EXERCISE. Review the lines that follow and copy each one that contains the word "sampling".

---- PROVIDED RECORDS

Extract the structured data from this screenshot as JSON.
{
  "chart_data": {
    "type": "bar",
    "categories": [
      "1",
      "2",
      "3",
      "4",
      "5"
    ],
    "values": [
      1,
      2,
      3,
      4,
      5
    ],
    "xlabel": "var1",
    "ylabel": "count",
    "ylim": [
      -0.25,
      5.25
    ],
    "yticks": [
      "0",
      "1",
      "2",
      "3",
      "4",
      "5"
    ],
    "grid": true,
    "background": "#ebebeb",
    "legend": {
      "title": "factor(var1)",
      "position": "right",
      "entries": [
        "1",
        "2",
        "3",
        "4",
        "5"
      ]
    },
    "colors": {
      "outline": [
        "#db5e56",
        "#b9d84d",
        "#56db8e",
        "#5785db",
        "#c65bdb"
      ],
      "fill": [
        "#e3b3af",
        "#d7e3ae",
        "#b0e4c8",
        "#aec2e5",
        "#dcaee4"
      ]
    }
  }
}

--------
---- PROVIDED RECORDS

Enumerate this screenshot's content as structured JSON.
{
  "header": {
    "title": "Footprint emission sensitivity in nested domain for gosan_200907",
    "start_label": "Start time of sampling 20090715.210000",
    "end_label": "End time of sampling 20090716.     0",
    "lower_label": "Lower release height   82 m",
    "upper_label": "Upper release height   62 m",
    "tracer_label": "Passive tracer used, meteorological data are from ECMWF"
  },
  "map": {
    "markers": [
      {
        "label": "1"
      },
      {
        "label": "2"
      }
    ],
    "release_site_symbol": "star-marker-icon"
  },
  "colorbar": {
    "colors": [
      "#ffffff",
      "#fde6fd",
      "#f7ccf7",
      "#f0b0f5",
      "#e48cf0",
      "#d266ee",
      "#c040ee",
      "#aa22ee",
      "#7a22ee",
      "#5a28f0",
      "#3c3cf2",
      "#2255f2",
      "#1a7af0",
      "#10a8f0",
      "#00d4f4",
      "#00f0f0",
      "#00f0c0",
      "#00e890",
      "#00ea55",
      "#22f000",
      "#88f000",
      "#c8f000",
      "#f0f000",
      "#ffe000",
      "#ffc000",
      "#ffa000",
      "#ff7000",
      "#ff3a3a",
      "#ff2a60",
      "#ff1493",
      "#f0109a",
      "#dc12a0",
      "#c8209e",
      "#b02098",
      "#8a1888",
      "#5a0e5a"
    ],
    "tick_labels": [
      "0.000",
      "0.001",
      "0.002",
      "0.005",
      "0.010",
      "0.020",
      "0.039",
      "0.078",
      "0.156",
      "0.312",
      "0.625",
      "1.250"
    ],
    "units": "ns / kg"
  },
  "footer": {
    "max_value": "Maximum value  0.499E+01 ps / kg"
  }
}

--------
---- PROVIDED RECORDS

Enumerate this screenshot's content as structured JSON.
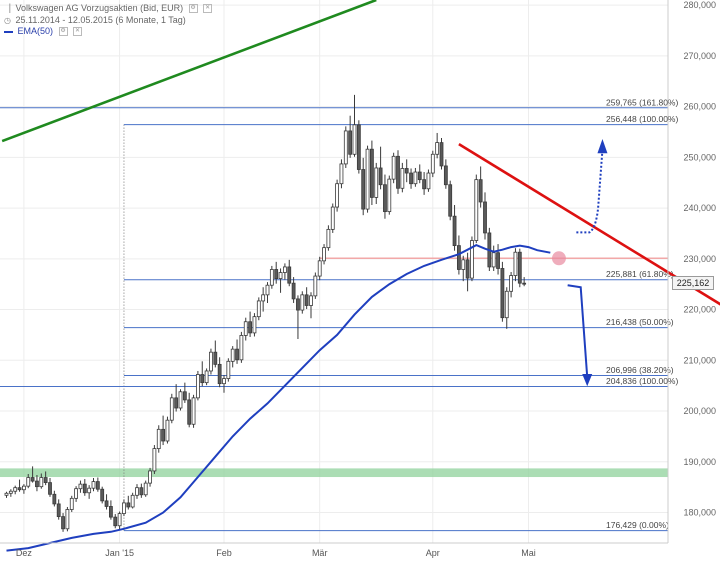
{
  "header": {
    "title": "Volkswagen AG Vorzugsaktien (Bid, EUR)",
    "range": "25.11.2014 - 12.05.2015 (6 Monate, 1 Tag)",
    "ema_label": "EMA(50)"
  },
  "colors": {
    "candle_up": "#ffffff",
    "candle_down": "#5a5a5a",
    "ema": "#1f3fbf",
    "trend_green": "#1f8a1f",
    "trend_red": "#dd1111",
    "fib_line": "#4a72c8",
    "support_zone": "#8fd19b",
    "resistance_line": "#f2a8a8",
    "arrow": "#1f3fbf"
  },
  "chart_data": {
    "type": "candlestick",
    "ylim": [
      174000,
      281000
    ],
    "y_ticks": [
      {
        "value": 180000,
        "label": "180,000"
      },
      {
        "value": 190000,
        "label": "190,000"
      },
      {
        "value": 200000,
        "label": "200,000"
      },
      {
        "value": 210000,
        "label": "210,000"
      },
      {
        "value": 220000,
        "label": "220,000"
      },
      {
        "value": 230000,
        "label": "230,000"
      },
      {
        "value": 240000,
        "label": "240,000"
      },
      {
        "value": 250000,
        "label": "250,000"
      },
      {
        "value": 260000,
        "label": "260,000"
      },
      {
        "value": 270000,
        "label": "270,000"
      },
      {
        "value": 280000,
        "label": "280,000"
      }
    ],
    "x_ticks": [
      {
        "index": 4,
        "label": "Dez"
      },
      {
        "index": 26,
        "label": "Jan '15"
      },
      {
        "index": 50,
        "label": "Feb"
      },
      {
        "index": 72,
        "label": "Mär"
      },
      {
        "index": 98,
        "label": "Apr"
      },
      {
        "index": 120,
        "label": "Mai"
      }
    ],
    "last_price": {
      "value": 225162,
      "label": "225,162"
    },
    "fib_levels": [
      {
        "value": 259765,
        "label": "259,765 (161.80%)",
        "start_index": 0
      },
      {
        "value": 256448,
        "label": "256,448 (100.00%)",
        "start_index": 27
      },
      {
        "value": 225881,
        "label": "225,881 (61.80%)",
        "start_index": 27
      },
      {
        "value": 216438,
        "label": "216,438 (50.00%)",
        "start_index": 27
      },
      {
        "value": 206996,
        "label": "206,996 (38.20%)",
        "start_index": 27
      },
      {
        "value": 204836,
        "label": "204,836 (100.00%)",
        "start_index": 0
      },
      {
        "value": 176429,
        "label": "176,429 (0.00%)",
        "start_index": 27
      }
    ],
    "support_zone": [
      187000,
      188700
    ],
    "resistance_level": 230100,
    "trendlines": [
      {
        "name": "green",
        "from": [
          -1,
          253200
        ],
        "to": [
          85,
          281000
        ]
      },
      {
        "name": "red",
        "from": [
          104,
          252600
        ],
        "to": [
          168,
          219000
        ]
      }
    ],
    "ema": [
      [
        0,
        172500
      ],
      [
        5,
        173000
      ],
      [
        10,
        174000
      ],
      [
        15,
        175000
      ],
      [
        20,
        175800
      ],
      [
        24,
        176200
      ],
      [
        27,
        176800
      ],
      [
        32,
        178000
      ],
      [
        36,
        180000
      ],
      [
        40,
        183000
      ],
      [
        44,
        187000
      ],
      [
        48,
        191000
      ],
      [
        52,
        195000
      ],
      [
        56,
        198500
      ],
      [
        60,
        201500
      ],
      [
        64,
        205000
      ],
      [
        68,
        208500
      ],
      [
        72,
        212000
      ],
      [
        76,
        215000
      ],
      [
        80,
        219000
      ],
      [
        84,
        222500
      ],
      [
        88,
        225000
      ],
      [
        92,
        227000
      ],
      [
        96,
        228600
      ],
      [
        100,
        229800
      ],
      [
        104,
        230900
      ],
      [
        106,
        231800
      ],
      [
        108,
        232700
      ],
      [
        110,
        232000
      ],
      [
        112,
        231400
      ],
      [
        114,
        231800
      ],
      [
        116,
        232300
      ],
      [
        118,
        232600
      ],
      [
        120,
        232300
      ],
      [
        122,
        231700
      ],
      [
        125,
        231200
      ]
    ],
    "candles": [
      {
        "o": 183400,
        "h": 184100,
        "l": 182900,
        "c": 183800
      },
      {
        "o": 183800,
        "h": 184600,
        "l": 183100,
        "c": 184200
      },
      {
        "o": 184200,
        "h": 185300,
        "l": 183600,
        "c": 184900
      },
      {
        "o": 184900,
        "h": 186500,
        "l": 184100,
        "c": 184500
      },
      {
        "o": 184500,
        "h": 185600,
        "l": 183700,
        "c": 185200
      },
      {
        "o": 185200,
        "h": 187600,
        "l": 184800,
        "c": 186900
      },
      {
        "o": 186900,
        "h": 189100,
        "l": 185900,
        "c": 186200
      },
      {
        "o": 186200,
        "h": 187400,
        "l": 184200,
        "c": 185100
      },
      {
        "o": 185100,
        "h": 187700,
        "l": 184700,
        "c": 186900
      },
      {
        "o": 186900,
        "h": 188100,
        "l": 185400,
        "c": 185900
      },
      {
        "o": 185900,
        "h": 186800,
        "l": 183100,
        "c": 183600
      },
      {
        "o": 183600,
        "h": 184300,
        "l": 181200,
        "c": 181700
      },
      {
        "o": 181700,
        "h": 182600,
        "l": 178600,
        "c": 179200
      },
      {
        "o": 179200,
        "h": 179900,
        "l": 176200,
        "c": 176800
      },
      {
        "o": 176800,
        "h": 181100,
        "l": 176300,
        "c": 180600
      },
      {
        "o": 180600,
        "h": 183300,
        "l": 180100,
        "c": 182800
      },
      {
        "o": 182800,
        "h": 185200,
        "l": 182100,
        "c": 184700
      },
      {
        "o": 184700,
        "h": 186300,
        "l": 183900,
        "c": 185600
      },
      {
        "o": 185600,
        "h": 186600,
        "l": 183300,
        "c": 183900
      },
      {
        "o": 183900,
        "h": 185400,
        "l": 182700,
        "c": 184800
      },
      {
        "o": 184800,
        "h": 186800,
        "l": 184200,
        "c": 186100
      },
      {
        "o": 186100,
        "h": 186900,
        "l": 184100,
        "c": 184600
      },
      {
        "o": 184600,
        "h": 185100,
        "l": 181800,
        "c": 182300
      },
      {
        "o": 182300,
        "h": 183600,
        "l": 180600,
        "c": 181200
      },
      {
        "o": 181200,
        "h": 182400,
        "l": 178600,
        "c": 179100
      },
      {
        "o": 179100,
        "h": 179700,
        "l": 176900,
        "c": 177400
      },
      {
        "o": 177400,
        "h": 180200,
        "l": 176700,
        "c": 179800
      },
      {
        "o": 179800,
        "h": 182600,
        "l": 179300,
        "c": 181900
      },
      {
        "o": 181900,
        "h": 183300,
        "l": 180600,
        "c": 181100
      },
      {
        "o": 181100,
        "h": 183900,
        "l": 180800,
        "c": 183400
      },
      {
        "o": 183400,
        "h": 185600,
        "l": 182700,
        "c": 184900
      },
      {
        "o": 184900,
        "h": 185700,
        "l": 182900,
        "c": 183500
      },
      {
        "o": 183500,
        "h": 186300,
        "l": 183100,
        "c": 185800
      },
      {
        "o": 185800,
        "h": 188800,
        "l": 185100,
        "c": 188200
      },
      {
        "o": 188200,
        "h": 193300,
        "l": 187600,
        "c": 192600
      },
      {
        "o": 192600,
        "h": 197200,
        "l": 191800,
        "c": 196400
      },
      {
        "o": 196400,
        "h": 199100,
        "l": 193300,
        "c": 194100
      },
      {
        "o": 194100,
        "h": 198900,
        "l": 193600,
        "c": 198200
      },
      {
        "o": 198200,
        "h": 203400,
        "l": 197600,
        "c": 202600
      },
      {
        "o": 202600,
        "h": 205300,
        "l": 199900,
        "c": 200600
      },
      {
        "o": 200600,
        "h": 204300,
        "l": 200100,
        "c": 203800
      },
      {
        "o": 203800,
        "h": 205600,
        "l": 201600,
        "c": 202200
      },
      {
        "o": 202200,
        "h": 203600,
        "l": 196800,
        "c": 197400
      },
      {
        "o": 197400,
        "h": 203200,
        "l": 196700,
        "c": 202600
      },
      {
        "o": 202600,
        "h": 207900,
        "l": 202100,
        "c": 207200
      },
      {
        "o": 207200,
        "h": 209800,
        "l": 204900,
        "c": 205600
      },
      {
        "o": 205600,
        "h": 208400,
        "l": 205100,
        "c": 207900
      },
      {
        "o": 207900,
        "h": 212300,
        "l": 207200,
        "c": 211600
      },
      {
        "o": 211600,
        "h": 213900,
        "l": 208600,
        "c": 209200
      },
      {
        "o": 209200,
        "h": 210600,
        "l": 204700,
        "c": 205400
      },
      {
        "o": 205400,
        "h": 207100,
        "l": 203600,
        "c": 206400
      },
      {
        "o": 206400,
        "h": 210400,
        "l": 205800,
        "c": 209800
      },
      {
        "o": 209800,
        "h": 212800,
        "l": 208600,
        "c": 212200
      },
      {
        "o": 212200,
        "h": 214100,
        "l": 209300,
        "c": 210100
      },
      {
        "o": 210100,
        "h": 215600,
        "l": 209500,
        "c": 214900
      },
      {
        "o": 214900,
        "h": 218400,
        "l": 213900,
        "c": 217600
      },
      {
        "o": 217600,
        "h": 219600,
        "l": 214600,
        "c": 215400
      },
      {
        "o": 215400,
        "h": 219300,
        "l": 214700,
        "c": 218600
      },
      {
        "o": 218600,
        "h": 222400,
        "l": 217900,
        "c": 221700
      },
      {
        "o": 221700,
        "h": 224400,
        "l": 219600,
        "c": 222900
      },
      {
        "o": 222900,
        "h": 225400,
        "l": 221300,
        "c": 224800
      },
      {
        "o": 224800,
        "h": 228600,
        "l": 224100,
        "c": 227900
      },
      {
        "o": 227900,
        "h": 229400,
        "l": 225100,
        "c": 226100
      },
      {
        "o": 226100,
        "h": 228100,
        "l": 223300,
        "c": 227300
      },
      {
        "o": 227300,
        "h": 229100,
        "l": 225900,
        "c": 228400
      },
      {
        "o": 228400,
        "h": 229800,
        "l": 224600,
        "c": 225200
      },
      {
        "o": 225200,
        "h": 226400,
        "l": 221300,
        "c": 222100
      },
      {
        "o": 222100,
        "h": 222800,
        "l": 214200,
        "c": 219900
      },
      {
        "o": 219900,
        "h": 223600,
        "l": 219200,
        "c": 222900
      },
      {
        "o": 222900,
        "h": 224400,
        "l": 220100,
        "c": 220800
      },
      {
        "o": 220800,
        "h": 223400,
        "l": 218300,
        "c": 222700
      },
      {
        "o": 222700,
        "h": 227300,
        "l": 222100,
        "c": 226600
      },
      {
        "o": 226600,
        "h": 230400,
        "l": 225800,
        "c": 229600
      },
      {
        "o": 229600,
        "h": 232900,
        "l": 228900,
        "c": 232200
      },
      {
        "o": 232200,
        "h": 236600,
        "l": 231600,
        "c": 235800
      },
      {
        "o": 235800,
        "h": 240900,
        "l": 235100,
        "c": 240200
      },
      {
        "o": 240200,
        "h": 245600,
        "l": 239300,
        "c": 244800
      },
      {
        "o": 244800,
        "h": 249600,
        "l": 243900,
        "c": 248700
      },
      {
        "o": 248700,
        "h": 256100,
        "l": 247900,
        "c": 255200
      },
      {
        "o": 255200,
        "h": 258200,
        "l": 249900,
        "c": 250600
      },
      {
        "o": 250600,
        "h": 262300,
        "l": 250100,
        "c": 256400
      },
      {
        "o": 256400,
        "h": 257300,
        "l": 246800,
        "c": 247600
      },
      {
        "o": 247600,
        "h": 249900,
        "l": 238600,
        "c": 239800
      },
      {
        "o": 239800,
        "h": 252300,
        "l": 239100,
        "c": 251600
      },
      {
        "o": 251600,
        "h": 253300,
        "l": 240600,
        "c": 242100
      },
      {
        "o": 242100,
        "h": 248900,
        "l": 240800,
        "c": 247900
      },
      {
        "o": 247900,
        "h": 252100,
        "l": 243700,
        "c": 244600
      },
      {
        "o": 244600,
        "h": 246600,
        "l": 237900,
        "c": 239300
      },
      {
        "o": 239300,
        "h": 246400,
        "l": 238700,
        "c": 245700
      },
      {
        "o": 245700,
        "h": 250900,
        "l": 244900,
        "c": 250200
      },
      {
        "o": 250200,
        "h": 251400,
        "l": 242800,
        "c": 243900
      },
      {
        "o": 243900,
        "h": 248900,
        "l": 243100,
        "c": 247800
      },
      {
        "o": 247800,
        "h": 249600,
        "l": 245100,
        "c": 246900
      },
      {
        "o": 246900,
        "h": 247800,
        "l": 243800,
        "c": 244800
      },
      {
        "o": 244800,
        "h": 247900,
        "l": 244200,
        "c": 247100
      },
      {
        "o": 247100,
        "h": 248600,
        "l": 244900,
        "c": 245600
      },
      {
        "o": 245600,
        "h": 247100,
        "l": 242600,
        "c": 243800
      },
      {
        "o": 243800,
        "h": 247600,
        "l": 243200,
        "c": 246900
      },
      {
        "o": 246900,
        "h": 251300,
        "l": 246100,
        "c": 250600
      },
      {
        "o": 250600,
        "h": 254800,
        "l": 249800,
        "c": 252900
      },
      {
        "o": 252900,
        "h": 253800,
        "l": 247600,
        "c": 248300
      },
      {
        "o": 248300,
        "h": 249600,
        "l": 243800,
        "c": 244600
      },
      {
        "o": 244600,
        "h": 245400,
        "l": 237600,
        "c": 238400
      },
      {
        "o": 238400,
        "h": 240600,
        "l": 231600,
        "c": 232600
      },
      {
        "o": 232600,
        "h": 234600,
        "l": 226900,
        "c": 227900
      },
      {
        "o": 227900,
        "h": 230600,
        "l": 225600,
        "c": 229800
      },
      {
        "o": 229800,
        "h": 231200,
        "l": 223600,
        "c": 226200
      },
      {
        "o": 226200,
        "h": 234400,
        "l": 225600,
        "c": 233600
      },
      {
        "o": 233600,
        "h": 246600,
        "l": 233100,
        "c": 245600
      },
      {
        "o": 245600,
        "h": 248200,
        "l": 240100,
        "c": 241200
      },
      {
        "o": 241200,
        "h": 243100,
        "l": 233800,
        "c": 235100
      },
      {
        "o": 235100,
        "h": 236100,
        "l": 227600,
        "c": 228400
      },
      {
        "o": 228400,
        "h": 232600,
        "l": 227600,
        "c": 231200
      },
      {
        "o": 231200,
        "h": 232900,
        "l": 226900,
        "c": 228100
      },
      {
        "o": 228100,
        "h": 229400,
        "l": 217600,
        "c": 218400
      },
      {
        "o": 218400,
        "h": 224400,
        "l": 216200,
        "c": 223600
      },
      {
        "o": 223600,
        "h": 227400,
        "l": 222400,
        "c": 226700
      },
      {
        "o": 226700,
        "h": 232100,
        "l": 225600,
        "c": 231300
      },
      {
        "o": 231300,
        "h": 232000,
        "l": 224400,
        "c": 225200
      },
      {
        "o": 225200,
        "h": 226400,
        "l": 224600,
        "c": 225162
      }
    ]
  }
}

--------

REPLY TO THE TASK.
    "start_label": "Start time of sampling 20090715.210000",
    "end_label": "End time of sampling 20090716.     0",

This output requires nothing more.